Render each of the entries below as a JSON list of strings, with one string per line and blank lines omitted.

========

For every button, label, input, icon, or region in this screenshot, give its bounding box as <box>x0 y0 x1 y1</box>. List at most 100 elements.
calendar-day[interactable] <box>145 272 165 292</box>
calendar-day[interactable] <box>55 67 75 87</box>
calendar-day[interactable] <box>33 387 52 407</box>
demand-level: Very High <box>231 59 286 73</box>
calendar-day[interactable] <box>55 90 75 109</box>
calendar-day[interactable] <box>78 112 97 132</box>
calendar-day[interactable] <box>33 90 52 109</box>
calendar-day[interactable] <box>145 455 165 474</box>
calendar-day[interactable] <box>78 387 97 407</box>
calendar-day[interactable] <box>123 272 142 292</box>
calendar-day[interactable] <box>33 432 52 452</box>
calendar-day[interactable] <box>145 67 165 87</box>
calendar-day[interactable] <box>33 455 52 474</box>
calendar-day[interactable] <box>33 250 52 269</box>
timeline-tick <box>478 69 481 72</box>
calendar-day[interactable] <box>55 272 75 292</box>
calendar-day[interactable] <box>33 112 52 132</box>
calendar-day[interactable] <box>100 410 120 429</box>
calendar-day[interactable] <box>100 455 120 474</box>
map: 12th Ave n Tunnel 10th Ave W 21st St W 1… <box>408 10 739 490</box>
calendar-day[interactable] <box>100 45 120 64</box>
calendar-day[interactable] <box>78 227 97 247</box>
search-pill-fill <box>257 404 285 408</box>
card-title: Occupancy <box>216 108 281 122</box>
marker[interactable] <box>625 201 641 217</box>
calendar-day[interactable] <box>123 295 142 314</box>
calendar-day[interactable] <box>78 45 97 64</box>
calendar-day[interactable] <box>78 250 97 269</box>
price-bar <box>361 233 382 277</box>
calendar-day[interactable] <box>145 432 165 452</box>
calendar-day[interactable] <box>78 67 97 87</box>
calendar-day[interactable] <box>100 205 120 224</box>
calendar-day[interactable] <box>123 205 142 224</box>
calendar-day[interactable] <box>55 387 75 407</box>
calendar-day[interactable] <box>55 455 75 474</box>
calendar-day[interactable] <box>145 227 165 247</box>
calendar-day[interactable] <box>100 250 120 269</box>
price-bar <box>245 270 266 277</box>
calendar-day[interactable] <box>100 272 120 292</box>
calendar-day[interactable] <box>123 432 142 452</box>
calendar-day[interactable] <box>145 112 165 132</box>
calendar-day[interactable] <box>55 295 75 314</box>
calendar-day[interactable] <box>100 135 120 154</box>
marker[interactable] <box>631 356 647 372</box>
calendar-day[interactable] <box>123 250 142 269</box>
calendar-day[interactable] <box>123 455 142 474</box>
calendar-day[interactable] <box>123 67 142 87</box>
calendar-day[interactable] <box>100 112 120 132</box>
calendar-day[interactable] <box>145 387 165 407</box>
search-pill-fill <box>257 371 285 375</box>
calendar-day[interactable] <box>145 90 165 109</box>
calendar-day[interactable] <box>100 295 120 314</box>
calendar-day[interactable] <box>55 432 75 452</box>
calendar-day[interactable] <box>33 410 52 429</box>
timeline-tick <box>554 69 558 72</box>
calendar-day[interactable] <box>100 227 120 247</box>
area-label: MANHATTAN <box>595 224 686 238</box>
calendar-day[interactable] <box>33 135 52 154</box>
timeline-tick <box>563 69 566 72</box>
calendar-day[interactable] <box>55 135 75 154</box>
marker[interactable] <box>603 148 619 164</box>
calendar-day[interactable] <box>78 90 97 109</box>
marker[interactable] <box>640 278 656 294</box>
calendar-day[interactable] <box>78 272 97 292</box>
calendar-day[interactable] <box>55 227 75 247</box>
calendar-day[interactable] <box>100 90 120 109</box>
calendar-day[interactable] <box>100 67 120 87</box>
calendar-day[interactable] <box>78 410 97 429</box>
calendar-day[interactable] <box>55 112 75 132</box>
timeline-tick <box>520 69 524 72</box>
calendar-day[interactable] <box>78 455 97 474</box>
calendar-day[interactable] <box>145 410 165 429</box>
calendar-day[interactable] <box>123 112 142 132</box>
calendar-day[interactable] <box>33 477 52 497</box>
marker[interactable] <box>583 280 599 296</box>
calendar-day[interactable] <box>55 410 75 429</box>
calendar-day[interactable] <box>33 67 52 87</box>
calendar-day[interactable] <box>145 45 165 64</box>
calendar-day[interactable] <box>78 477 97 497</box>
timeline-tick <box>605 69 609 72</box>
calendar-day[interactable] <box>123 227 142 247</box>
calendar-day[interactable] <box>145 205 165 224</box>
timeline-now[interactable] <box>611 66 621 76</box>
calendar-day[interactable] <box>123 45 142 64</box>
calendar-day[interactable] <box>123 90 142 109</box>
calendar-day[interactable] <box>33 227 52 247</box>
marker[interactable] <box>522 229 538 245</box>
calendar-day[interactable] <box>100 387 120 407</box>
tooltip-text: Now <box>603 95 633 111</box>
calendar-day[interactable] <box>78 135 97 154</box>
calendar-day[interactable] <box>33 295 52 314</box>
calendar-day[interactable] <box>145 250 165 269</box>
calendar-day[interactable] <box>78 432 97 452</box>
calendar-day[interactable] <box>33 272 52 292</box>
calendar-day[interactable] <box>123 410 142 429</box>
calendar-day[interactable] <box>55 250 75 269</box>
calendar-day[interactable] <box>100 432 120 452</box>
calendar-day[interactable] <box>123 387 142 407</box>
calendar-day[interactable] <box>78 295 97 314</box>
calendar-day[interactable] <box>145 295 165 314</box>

========

The reply:
[
  "For every button, label, input, icon, or region in this screenshot, give its bounding box as <box>x0 y0 x1 y1</box>. List at most 100 elements.",
  "calendar-day[interactable] <box>145 272 165 292</box>",
  "calendar-day[interactable] <box>55 67 75 87</box>",
  "calendar-day[interactable] <box>33 387 52 407</box>",
  "demand-level: Very High <box>231 59 286 73</box>",
  "calendar-day[interactable] <box>55 90 75 109</box>",
  "calendar-day[interactable] <box>78 112 97 132</box>",
  "calendar-day[interactable] <box>33 90 52 109</box>",
  "calendar-day[interactable] <box>145 455 165 474</box>",
  "calendar-day[interactable] <box>78 387 97 407</box>",
  "calendar-day[interactable] <box>123 272 142 292</box>",
  "calendar-day[interactable] <box>33 432 52 452</box>",
  "calendar-day[interactable] <box>145 67 165 87</box>",
  "calendar-day[interactable] <box>33 455 52 474</box>",
  "calendar-day[interactable] <box>33 250 52 269</box>",
  "timeline-tick <box>478 69 481 72</box>",
  "calendar-day[interactable] <box>55 272 75 292</box>",
  "calendar-day[interactable] <box>33 112 52 132</box>",
  "calendar-day[interactable] <box>100 410 120 429</box>",
  "calendar-day[interactable] <box>100 455 120 474</box>",
  "map: 12th Ave n Tunnel 10th Ave W 21st St W 1… <box>408 10 739 490</box>",
  "calendar-day[interactable] <box>100 45 120 64</box>",
  "calendar-day[interactable] <box>78 227 97 247</box>",
  "search-pill-fill <box>257 404 285 408</box>",
  "card-title: Occupancy <box>216 108 281 122</box>",
  "marker[interactable] <box>625 201 641 217</box>",
  "calendar-day[interactable] <box>123 295 142 314</box>",
  "calendar-day[interactable] <box>78 45 97 64</box>",
  "calendar-day[interactable] <box>78 250 97 269</box>",
  "price-bar <box>361 233 382 277</box>",
  "calendar-day[interactable] <box>145 432 165 452</box>",
  "calendar-day[interactable] <box>78 67 97 87</box>",
  "calendar-day[interactable] <box>100 205 120 224</box>",
  "calendar-day[interactable] <box>123 205 142 224</box>",
  "calendar-day[interactable] <box>55 387 75 407</box>",
  "calendar-day[interactable] <box>55 455 75 474</box>",
  "calendar-day[interactable] <box>145 227 165 247</box>",
  "calendar-day[interactable] <box>100 250 120 269</box>",
  "price-bar <box>245 270 266 277</box>",
  "calendar-day[interactable] <box>100 272 120 292</box>",
  "calendar-day[interactable] <box>123 432 142 452</box>",
  "calendar-day[interactable] <box>145 112 165 132</box>",
  "calendar-day[interactable] <box>55 295 75 314</box>",
  "calendar-day[interactable] <box>100 135 120 154</box>",
  "marker[interactable] <box>631 356 647 372</box>",
  "calendar-day[interactable] <box>123 250 142 269</box>",
  "calendar-day[interactable] <box>123 455 142 474</box>",
  "calendar-day[interactable] <box>123 67 142 87</box>",
  "calendar-day[interactable] <box>100 112 120 132</box>",
  "calendar-day[interactable] <box>145 387 165 407</box>",
  "search-pill-fill <box>257 371 285 375</box>",
  "calendar-day[interactable] <box>145 90 165 109</box>",
  "calendar-day[interactable] <box>100 295 120 314</box>",
  "calendar-day[interactable] <box>55 432 75 452</box>",
  "calendar-day[interactable] <box>33 410 52 429</box>",
  "timeline-tick <box>554 69 558 72</box>",
  "calendar-day[interactable] <box>100 227 120 247</box>",
  "area-label: MANHATTAN <box>595 224 686 238</box>",
  "calendar-day[interactable] <box>33 135 52 154</box>",
  "timeline-tick <box>563 69 566 72</box>",
  "calendar-day[interactable] <box>55 135 75 154</box>",
  "marker[interactable] <box>603 148 619 164</box>",
  "calendar-day[interactable] <box>78 90 97 109</box>",
  "marker[interactable] <box>640 278 656 294</box>",
  "calendar-day[interactable] <box>78 272 97 292</box>",
  "calendar-day[interactable] <box>55 227 75 247</box>",
  "calendar-day[interactable] <box>100 90 120 109</box>",
  "calendar-day[interactable] <box>100 67 120 87</box>",
  "calendar-day[interactable] <box>78 410 97 429</box>",
  "calendar-day[interactable] <box>55 112 75 132</box>",
  "timeline-tick <box>520 69 524 72</box>",
  "calendar-day[interactable] <box>78 455 97 474</box>",
  "calendar-day[interactable] <box>145 410 165 429</box>",
  "calendar-day[interactable] <box>123 112 142 132</box>",
  "calendar-day[interactable] <box>33 477 52 497</box>",
  "marker[interactable] <box>583 280 599 296</box>",
  "calendar-day[interactable] <box>55 410 75 429</box>",
  "calendar-day[interactable] <box>33 67 52 87</box>",
  "calendar-day[interactable] <box>145 45 165 64</box>",
  "calendar-day[interactable] <box>78 477 97 497</box>",
  "timeline-tick <box>605 69 609 72</box>",
  "calendar-day[interactable] <box>123 227 142 247</box>",
  "calendar-day[interactable] <box>145 205 165 224</box>",
  "timeline-now[interactable] <box>611 66 621 76</box>",
  "calendar-day[interactable] <box>123 45 142 64</box>",
  "calendar-day[interactable] <box>123 90 142 109</box>",
  "calendar-day[interactable] <box>33 227 52 247</box>",
  "marker[interactable] <box>522 229 538 245</box>",
  "calendar-day[interactable] <box>100 387 120 407</box>",
  "tooltip-text: Now <box>603 95 633 111</box>",
  "calendar-day[interactable] <box>78 135 97 154</box>",
  "calendar-day[interactable] <box>33 295 52 314</box>",
  "calendar-day[interactable] <box>145 250 165 269</box>",
  "calendar-day[interactable] <box>78 432 97 452</box>",
  "calendar-day[interactable] <box>33 272 52 292</box>",
  "calendar-day[interactable] <box>123 410 142 429</box>",
  "calendar-day[interactable] <box>55 250 75 269</box>",
  "calendar-day[interactable] <box>100 432 120 452</box>",
  "calendar-day[interactable] <box>123 387 142 407</box>",
  "calendar-day[interactable] <box>78 295 97 314</box>",
  "calendar-day[interactable] <box>145 295 165 314</box>"
]